• SET EXERCISE
Output the entries below exactly as written, omitting pictures.

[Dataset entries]
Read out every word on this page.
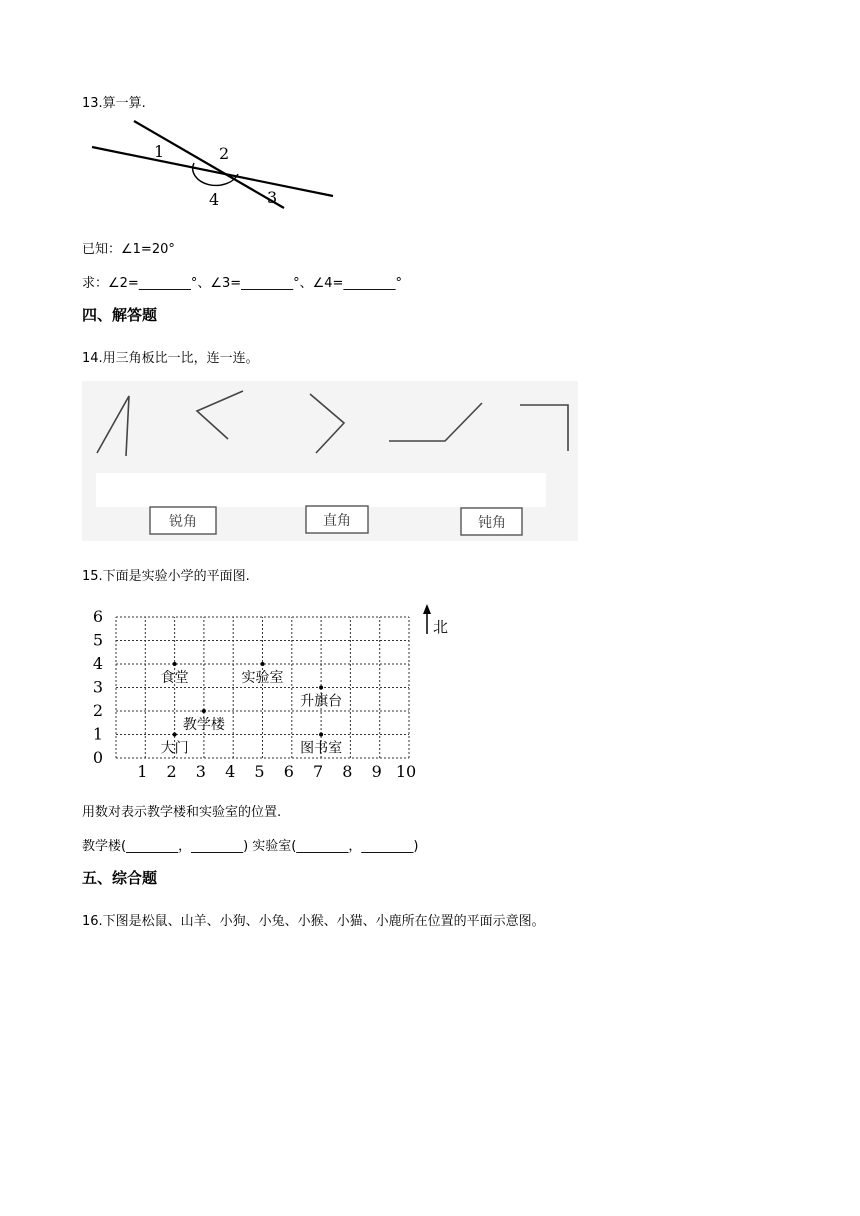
13.算一算.
1	2
3
4
已知：∠1=20°
求：∠2=________°、∠3=________°、∠4=________°
四、解答题
14.用三角板比一比，连一连。
锐角	直角	钝角
15.下面是实验小学的平面图.
1 2 3 4 5 6 7 8 9 10
0
1
2
3
4
5
6
食堂	实验室
升旗台
教学楼
大门	图书室
北
用数对表示教学楼和实验室的位置.
教学楼(________，________) 实验室(________，________)
五、综合题
16.下图是松鼠、山羊、小狗、小兔、小猴、小猫、小鹿所在位置的平面示意图。
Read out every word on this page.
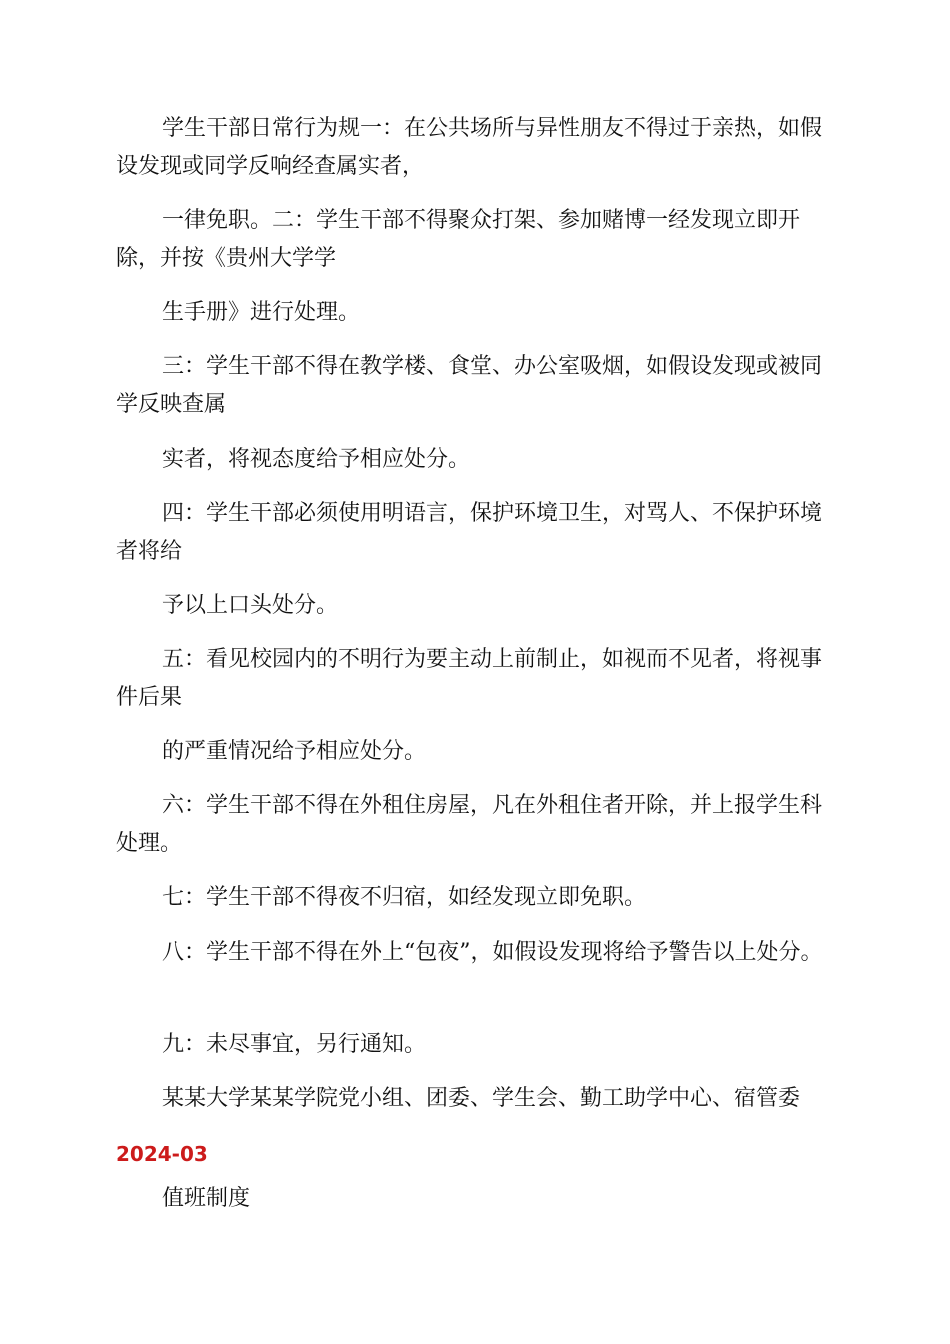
学生干部日常行为规一：在公共场所与异性朋友不得过于亲热，如假设发现或同学反响经查属实者，

一律免职。二：学生干部不得聚众打架、参加赌博一经发现立即开除，并按《贵州大学学

生手册》进行处理。

三：学生干部不得在教学楼、食堂、办公室吸烟，如假设发现或被同学反映查属

实者，将视态度给予相应处分。

四：学生干部必须使用明语言，保护环境卫生，对骂人、不保护环境者将给

予以上口头处分。

五：看见校园内的不明行为要主动上前制止，如视而不见者，将视事件后果

的严重情况给予相应处分。

六：学生干部不得在外租住房屋，凡在外租住者开除，并上报学生科处理。

七：学生干部不得夜不归宿，如经发现立即免职。

八：学生干部不得在外上“包夜”，如假设发现将给予警告以上处分。

九：未尽事宜，另行通知。

某某大学某某学院党小组、团委、学生会、勤工助学中心、宿管委

2024-03

值班制度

• FULL ANSWER
Read out every word on this page.
13.算一算.
1	2
3
4
已知：∠1=20°
求：∠2=________°、∠3=________°、∠4=________°
四、解答题
14.用三角板比一比，连一连。
锐角	直角	钝角
15.下面是实验小学的平面图.
1 2 3 4 5 6 7 8 9 10
0
1
2
3
4
5
6
食堂	实验室
升旗台
教学楼
大门	图书室
北
用数对表示教学楼和实验室的位置.
教学楼(________，________) 实验室(________，________)
五、综合题
16.下图是松鼠、山羊、小狗、小兔、小猴、小猫、小鹿所在位置的平面示意图。
Read out every word on this page.
学生干部日常行为规一：在公共场所与异性朋友不得过于亲热，如假设发现或同学反响经查属实者，

一律免职。二：学生干部不得聚众打架、参加赌博一经发现立即开除，并按《贵州大学学

生手册》进行处理。

三：学生干部不得在教学楼、食堂、办公室吸烟，如假设发现或被同学反映查属

实者，将视态度给予相应处分。

四：学生干部必须使用明语言，保护环境卫生，对骂人、不保护环境者将给

予以上口头处分。

五：看见校园内的不明行为要主动上前制止，如视而不见者，将视事件后果

的严重情况给予相应处分。

六：学生干部不得在外租住房屋，凡在外租住者开除，并上报学生科处理。

七：学生干部不得夜不归宿，如经发现立即免职。

八：学生干部不得在外上“包夜”，如假设发现将给予警告以上处分。

九：未尽事宜，另行通知。

某某大学某某学院党小组、团委、学生会、勤工助学中心、宿管委

2024-03

值班制度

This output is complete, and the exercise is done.